**WHAT IS NEEDED**. Please set down all the lines beneath this one exactly, without the pictures.

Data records
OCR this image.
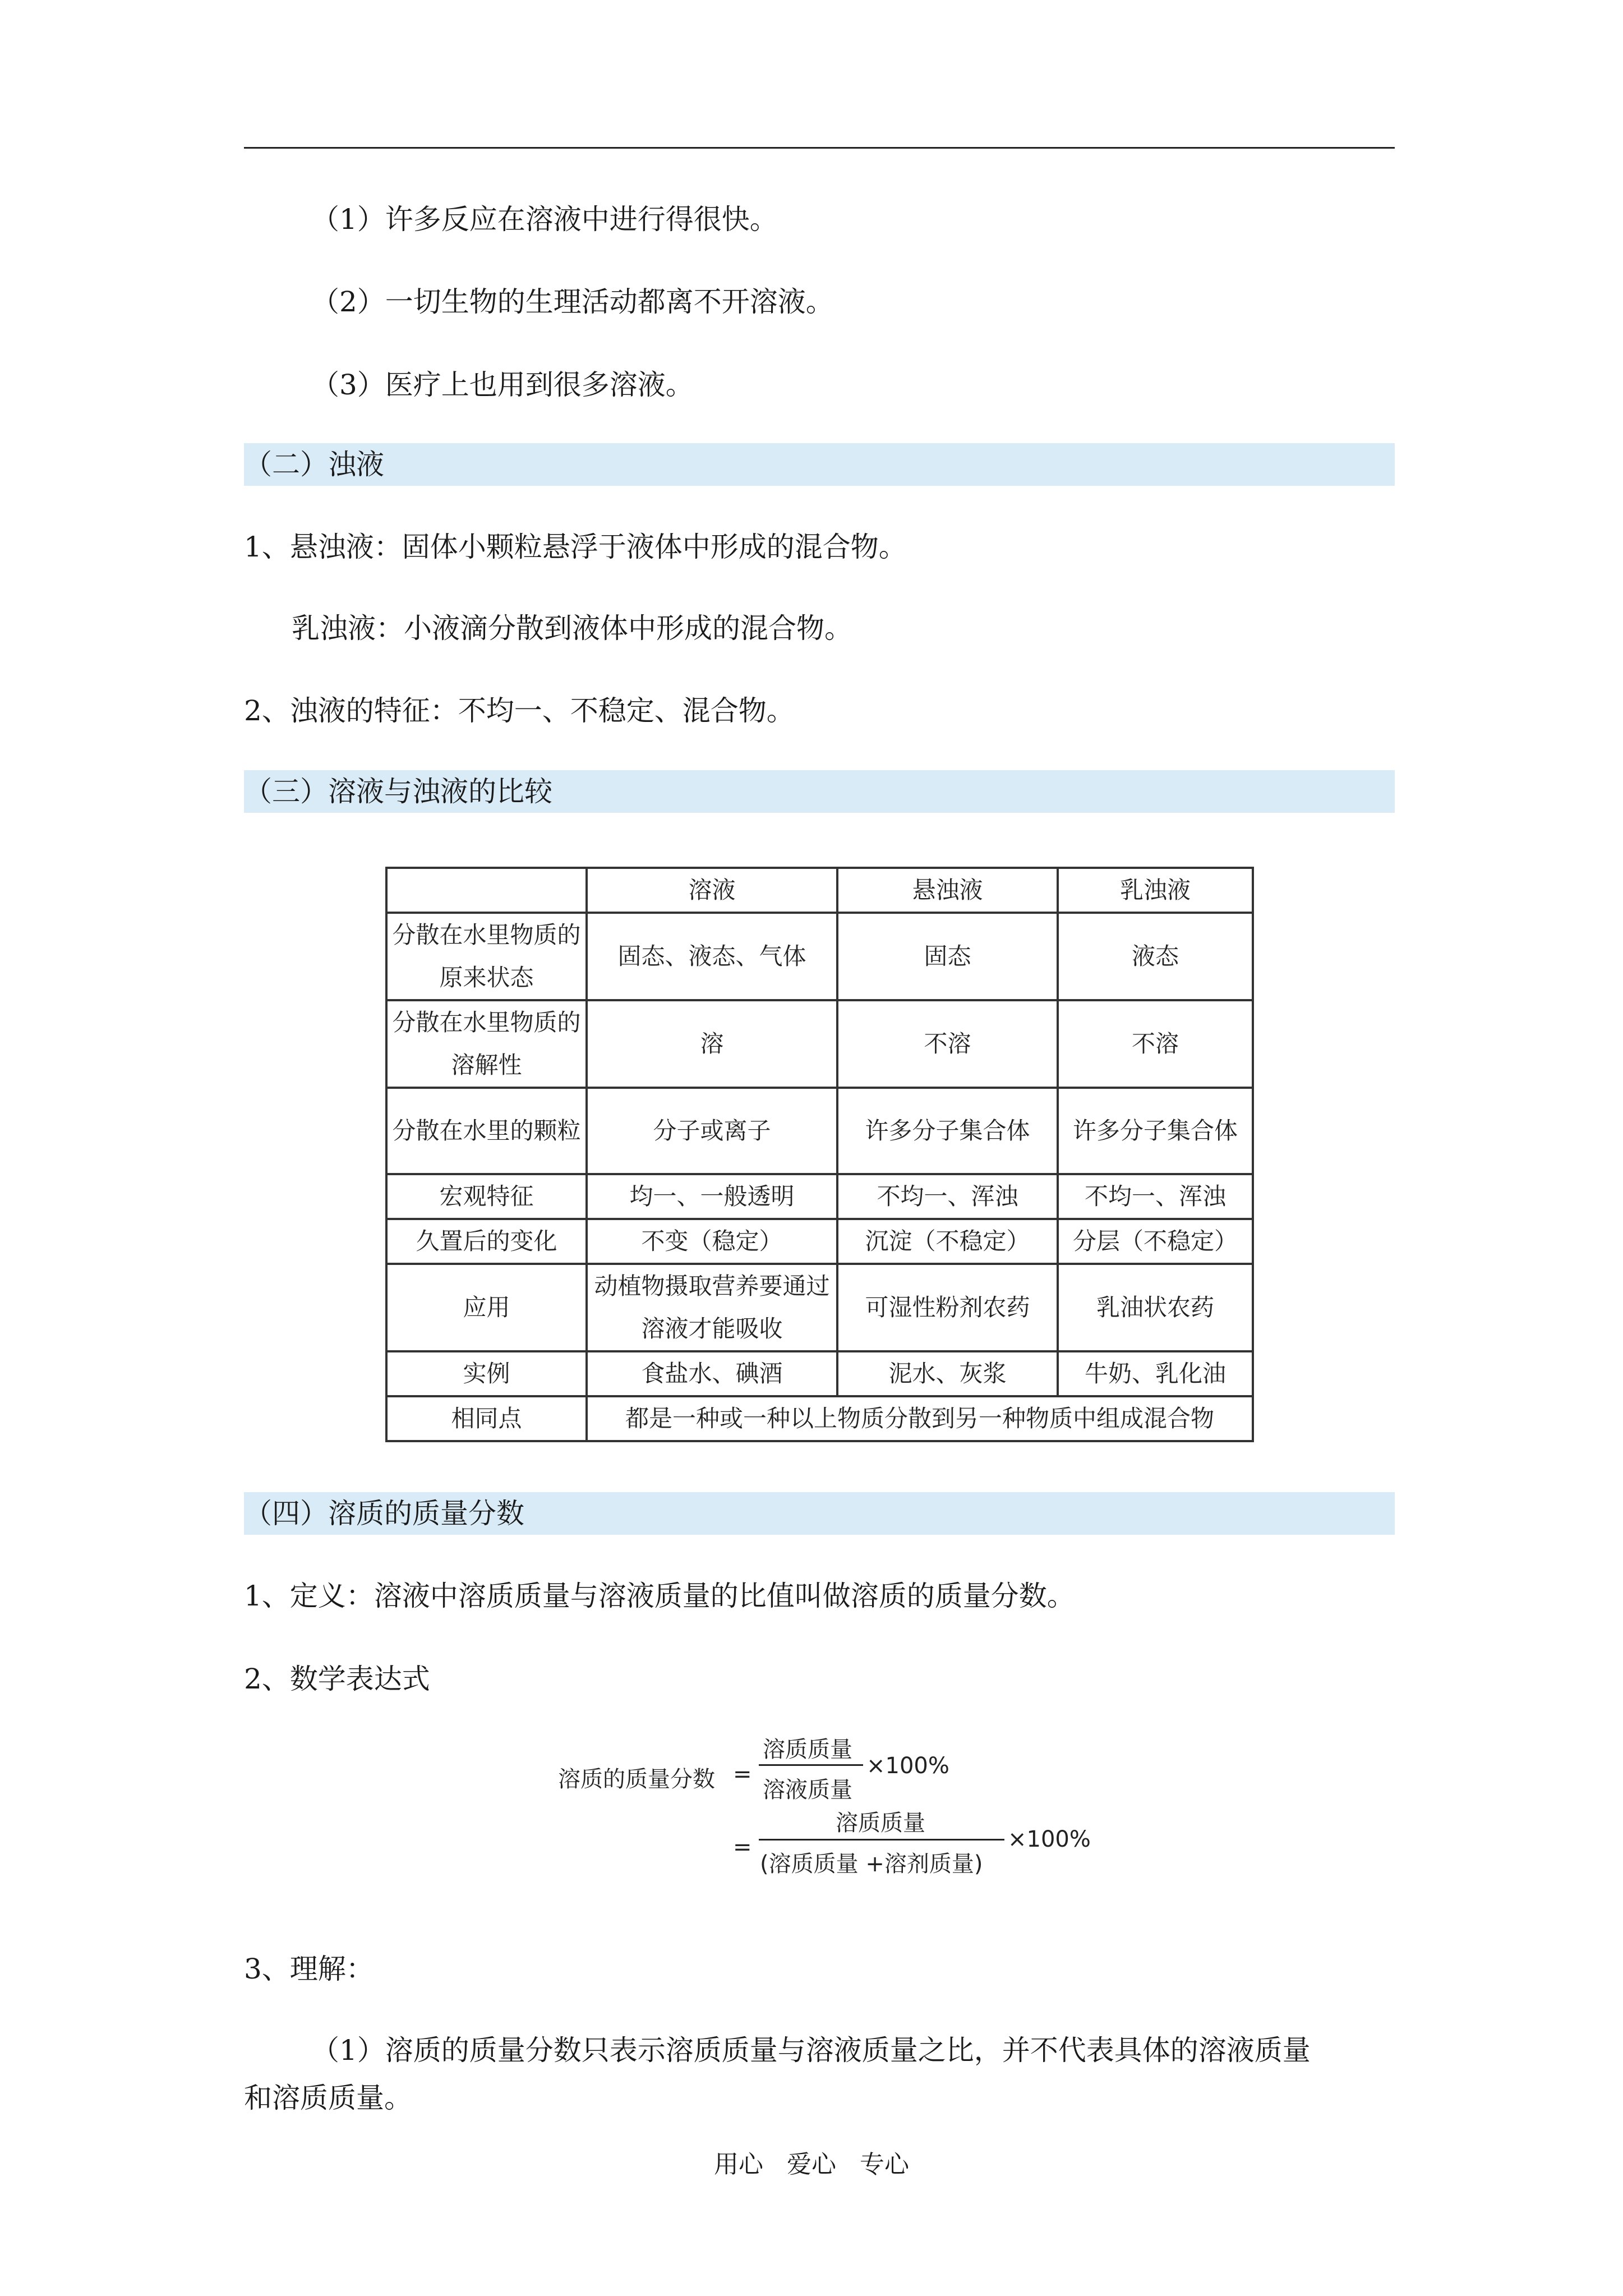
（1）许多反应在溶液中进行得很快。
（2）一切生物的生理活动都离不开溶液。
（3）医疗上也用到很多溶液。
（二）浊液
1、悬浊液：固体小颗粒悬浮于液体中形成的混合物。
乳浊液：小液滴分散到液体中形成的混合物。
2、浊液的特征：不均一、不稳定、混合物。
（三）溶液与浊液的比较
	溶液	悬浊液	乳浊液
分散在水里物质的原来状态	固态、液态、气体	固态	液态
分散在水里物质的溶解性	溶	不溶	不溶
分散在水里的颗粒	分子或离子	许多分子集合体	许多分子集合体
宏观特征	均一、一般透明	不均一、浑浊	不均一、浑浊
久置后的变化	不变（稳定）	沉淀（不稳定）	分层（不稳定）
应用	动植物摄取营养要通过溶液才能吸收	可湿性粉剂农药	乳油状农药
实例	食盐水、碘酒	泥水、灰浆	牛奶、乳化油
相同点	都是一种或一种以上物质分散到另一种物质中组成混合物		
（四）溶质的质量分数
1、定义：溶液中溶质质量与溶液质量的比值叫做溶质的质量分数。
2、数学表达式
溶质的质量分数 =
溶质质量
溶液质量
×100%
=
溶质质量
(溶质质量 +溶剂质量)
×100%
3、理解：
（1）溶质的质量分数只表示溶质质量与溶液质量之比，并不代表具体的溶液质量
和溶质质量。
用心   爱心   专心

**ANSWER FOR THIS EXERCISE**.
OCR this image.
（1）许多反应在溶液中进行得很快。
（2）一切生物的生理活动都离不开溶液。
（3）医疗上也用到很多溶液。
（二）浊液
1、悬浊液：固体小颗粒悬浮于液体中形成的混合物。
乳浊液：小液滴分散到液体中形成的混合物。
2、浊液的特征：不均一、不稳定、混合物。
（三）溶液与浊液的比较
	溶液	悬浊液	乳浊液
分散在水里物质的原来状态	固态、液态、气体	固态	液态
分散在水里物质的溶解性	溶	不溶	不溶
分散在水里的颗粒	分子或离子	许多分子集合体	许多分子集合体
宏观特征	均一、一般透明	不均一、浑浊	不均一、浑浊
久置后的变化	不变（稳定）	沉淀（不稳定）	分层（不稳定）
应用	动植物摄取营养要通过溶液才能吸收	可湿性粉剂农药	乳油状农药
实例	食盐水、碘酒	泥水、灰浆	牛奶、乳化油
相同点	都是一种或一种以上物质分散到另一种物质中组成混合物		
（四）溶质的质量分数
1、定义：溶液中溶质质量与溶液质量的比值叫做溶质的质量分数。
2、数学表达式
溶质的质量分数 =
溶质质量
溶液质量
×100%
=
溶质质量
(溶质质量 +溶剂质量)
×100%
3、理解：
（1）溶质的质量分数只表示溶质质量与溶液质量之比，并不代表具体的溶液质量
和溶质质量。
用心   爱心   专心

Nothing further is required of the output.